- [WHAT THIS TASK INVOLVES]: Everything from the line containing "Read all visible content and emit it as JSON." through the last line of the data below is to be retyped exactly, apart from the pictures.

▶

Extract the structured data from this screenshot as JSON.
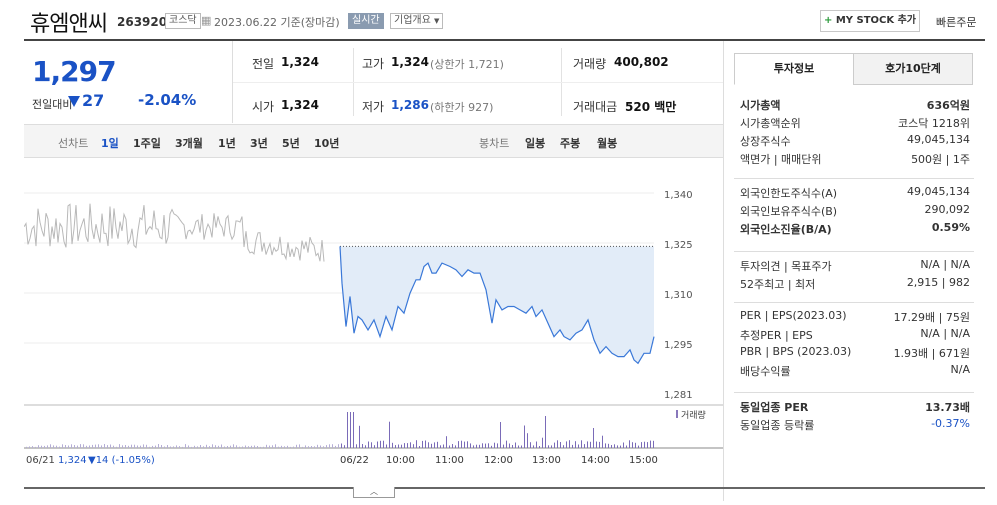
{
  "header": {
    "title": "휴엠앤씨",
    "code": "263920",
    "market": "코스닥",
    "date": "2023.06.22 기준(장마감)",
    "realtime": "실시간",
    "corp_info": "기업개요",
    "mystock": "MY STOCK 추가",
    "quick_order": "빠른주문"
  },
  "price": {
    "current": "1,297",
    "change_label": "전일대비",
    "change": "27",
    "change_pct": "-2.04%"
  },
  "stats": {
    "prev_label": "전일",
    "prev": "1,324",
    "high_label": "고가",
    "high": "1,324",
    "upper_limit": "(상한가 1,721)",
    "volume_label": "거래량",
    "volume": "400,802",
    "open_label": "시가",
    "open": "1,324",
    "low_label": "저가",
    "low": "1,286",
    "lower_limit": "(하한가 927)",
    "amount_label": "거래대금",
    "amount": "520 백만"
  },
  "range": {
    "line_label": "선차트",
    "periods": [
      "1일",
      "1주일",
      "3개월",
      "1년",
      "3년",
      "5년",
      "10년"
    ],
    "candle_label": "봉차트",
    "candles": [
      "일봉",
      "주봉",
      "월봉"
    ]
  },
  "chart_data": {
    "type": "line",
    "yticks": [
      "1,340",
      "1,325",
      "1,310",
      "1,295",
      "1,281"
    ],
    "xticks": [
      "06/22",
      "10:00",
      "11:00",
      "12:00",
      "13:00",
      "14:00",
      "15:00"
    ],
    "ylim": [
      1281,
      1340
    ],
    "volume_label": "거래량",
    "prev_close": 1324,
    "footer_date": "06/21",
    "footer_price": "1,324",
    "footer_change": "▼14 (-1.05%)"
  },
  "right": {
    "tab1": "투자정보",
    "tab2": "호가10단계",
    "g1": [
      {
        "k": "시가총액",
        "v": "636억원"
      },
      {
        "k": "시가총액순위",
        "v": "코스닥 1218위"
      },
      {
        "k": "상장주식수",
        "v": "49,045,134"
      },
      {
        "k": "액면가 | 매매단위",
        "v": "500원 | 1주"
      }
    ],
    "g2": [
      {
        "k": "외국인한도주식수(A)",
        "v": "49,045,134"
      },
      {
        "k": "외국인보유주식수(B)",
        "v": "290,092"
      },
      {
        "k": "외국인소진율(B/A)",
        "v": "0.59%"
      }
    ],
    "g3": [
      {
        "k": "투자의견 | 목표주가",
        "v": "N/A | N/A"
      },
      {
        "k": "52주최고 | 최저",
        "v": "2,915 | 982"
      }
    ],
    "g4": [
      {
        "k": "PER | EPS(2023.03)",
        "v": "17.29배 | 75원"
      },
      {
        "k": "추정PER | EPS",
        "v": "N/A | N/A"
      },
      {
        "k": "PBR | BPS (2023.03)",
        "v": "1.93배 | 671원"
      },
      {
        "k": "배당수익률",
        "v": "N/A"
      }
    ],
    "g5": [
      {
        "k": "동일업종 PER",
        "v": "13.73배"
      },
      {
        "k": "동일업종 등락률",
        "v": "-0.37%"
      }
    ]
  },
  "colors": {
    "down": "#1a52c5",
    "fill": "#e2ecf8",
    "line": "#3a78d8",
    "prev_line": "#b8b8b8",
    "volume": "#8877bb"
  }
}
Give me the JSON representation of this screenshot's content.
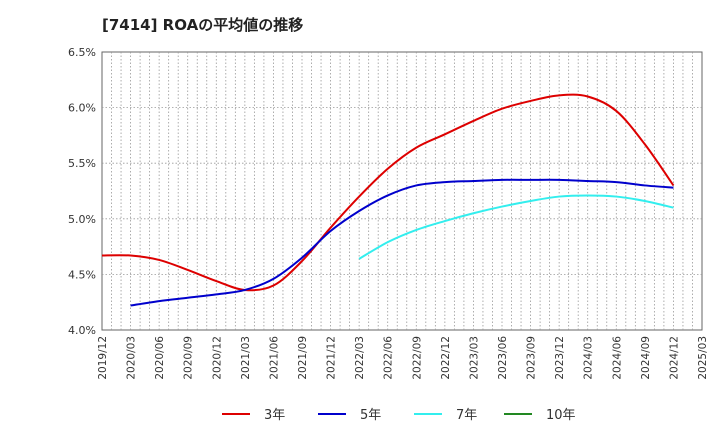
{
  "chart_data": {
    "type": "line",
    "title": "[7414]  ROAの平均値の推移",
    "xlabel": "",
    "ylabel": "",
    "x": [
      "2019/12",
      "2020/03",
      "2020/06",
      "2020/09",
      "2020/12",
      "2021/03",
      "2021/06",
      "2021/09",
      "2021/12",
      "2022/03",
      "2022/06",
      "2022/09",
      "2022/12",
      "2023/03",
      "2023/06",
      "2023/09",
      "2023/12",
      "2024/03",
      "2024/06",
      "2024/09",
      "2024/12",
      "2025/03"
    ],
    "y_ticks": [
      "4.0%",
      "4.5%",
      "5.0%",
      "5.5%",
      "6.0%",
      "6.5%"
    ],
    "ylim": [
      4.0,
      6.5
    ],
    "y_unit": "%",
    "grid": true,
    "legend_position": "bottom",
    "series": [
      {
        "name": "3年",
        "color": "#dd0000",
        "values": [
          4.67,
          4.67,
          4.63,
          4.54,
          4.44,
          4.36,
          4.4,
          4.62,
          4.92,
          5.2,
          5.45,
          5.64,
          5.76,
          5.88,
          5.99,
          6.06,
          6.11,
          6.1,
          5.97,
          5.67,
          5.3,
          null
        ]
      },
      {
        "name": "5年",
        "color": "#0000cc",
        "values": [
          null,
          4.22,
          4.26,
          4.29,
          4.32,
          4.36,
          4.46,
          4.65,
          4.89,
          5.07,
          5.21,
          5.3,
          5.33,
          5.34,
          5.35,
          5.35,
          5.35,
          5.34,
          5.33,
          5.3,
          5.28,
          null
        ]
      },
      {
        "name": "7年",
        "color": "#33eeee",
        "values": [
          null,
          null,
          null,
          null,
          null,
          null,
          null,
          null,
          null,
          4.64,
          4.79,
          4.9,
          4.98,
          5.05,
          5.11,
          5.16,
          5.2,
          5.21,
          5.2,
          5.16,
          5.1,
          null
        ]
      },
      {
        "name": "10年",
        "color": "#228822",
        "values": [
          null,
          null,
          null,
          null,
          null,
          null,
          null,
          null,
          null,
          null,
          null,
          null,
          null,
          null,
          null,
          null,
          null,
          null,
          null,
          null,
          null,
          null
        ]
      }
    ]
  }
}
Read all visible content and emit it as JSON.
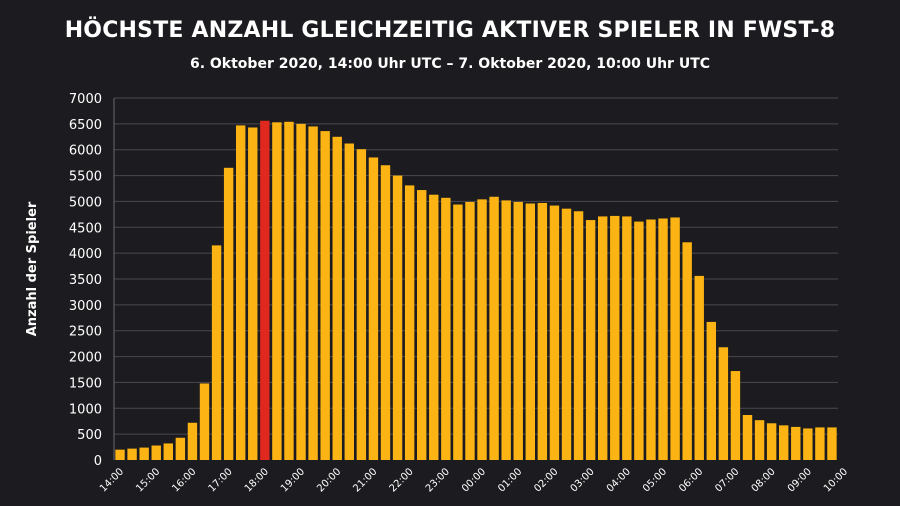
{
  "chart_data": {
    "type": "bar",
    "title": "HÖCHSTE ANZAHL GLEICHZEITIG AKTIVER SPIELER IN FWST-8",
    "subtitle": "6. Oktober 2020, 14:00 Uhr UTC – 7. Oktober 2020, 10:00 Uhr UTC",
    "ylabel": "Anzahl der Spieler",
    "xlabel": "",
    "ylim": [
      0,
      7000
    ],
    "yticks": [
      0,
      500,
      1000,
      1500,
      2000,
      2500,
      3000,
      3500,
      4000,
      4500,
      5000,
      5500,
      6000,
      6500,
      7000
    ],
    "xtick_labels": [
      "14:00",
      "15:00",
      "16:00",
      "17:00",
      "18:00",
      "19:00",
      "20:00",
      "21:00",
      "22:00",
      "23:00",
      "00:00",
      "01:00",
      "02:00",
      "03:00",
      "04:00",
      "05:00",
      "06:00",
      "07:00",
      "08:00",
      "09:00",
      "10:00"
    ],
    "bars_per_hour": 3,
    "grid": true,
    "bar_color": "#fbb413",
    "highlight_color": "#e0281e",
    "highlight_index": 12,
    "values": [
      200,
      220,
      240,
      280,
      320,
      430,
      720,
      1480,
      4150,
      5650,
      6470,
      6430,
      6560,
      6530,
      6540,
      6500,
      6450,
      6360,
      6250,
      6120,
      6010,
      5850,
      5700,
      5500,
      5310,
      5220,
      5130,
      5070,
      4940,
      4990,
      5040,
      5090,
      5020,
      4990,
      4960,
      4970,
      4920,
      4860,
      4810,
      4640,
      4710,
      4720,
      4710,
      4610,
      4650,
      4670,
      4690,
      4210,
      3560,
      2670,
      2180,
      1720,
      870,
      770,
      710,
      670,
      640,
      610,
      630,
      630
    ]
  }
}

◀

- [RESULT OF THE EXERCISE]:
Read all visible content and emit it as JSON.
{
  "chart_data": {
    "type": "bar",
    "title": "HÖCHSTE ANZAHL GLEICHZEITIG AKTIVER SPIELER IN FWST-8",
    "subtitle": "6. Oktober 2020, 14:00 Uhr UTC – 7. Oktober 2020, 10:00 Uhr UTC",
    "ylabel": "Anzahl der Spieler",
    "xlabel": "",
    "ylim": [
      0,
      7000
    ],
    "yticks": [
      0,
      500,
      1000,
      1500,
      2000,
      2500,
      3000,
      3500,
      4000,
      4500,
      5000,
      5500,
      6000,
      6500,
      7000
    ],
    "xtick_labels": [
      "14:00",
      "15:00",
      "16:00",
      "17:00",
      "18:00",
      "19:00",
      "20:00",
      "21:00",
      "22:00",
      "23:00",
      "00:00",
      "01:00",
      "02:00",
      "03:00",
      "04:00",
      "05:00",
      "06:00",
      "07:00",
      "08:00",
      "09:00",
      "10:00"
    ],
    "bars_per_hour": 3,
    "grid": true,
    "bar_color": "#fbb413",
    "highlight_color": "#e0281e",
    "highlight_index": 12,
    "values": [
      200,
      220,
      240,
      280,
      320,
      430,
      720,
      1480,
      4150,
      5650,
      6470,
      6430,
      6560,
      6530,
      6540,
      6500,
      6450,
      6360,
      6250,
      6120,
      6010,
      5850,
      5700,
      5500,
      5310,
      5220,
      5130,
      5070,
      4940,
      4990,
      5040,
      5090,
      5020,
      4990,
      4960,
      4970,
      4920,
      4860,
      4810,
      4640,
      4710,
      4720,
      4710,
      4610,
      4650,
      4670,
      4690,
      4210,
      3560,
      2670,
      2180,
      1720,
      870,
      770,
      710,
      670,
      640,
      610,
      630,
      630
    ]
  }
}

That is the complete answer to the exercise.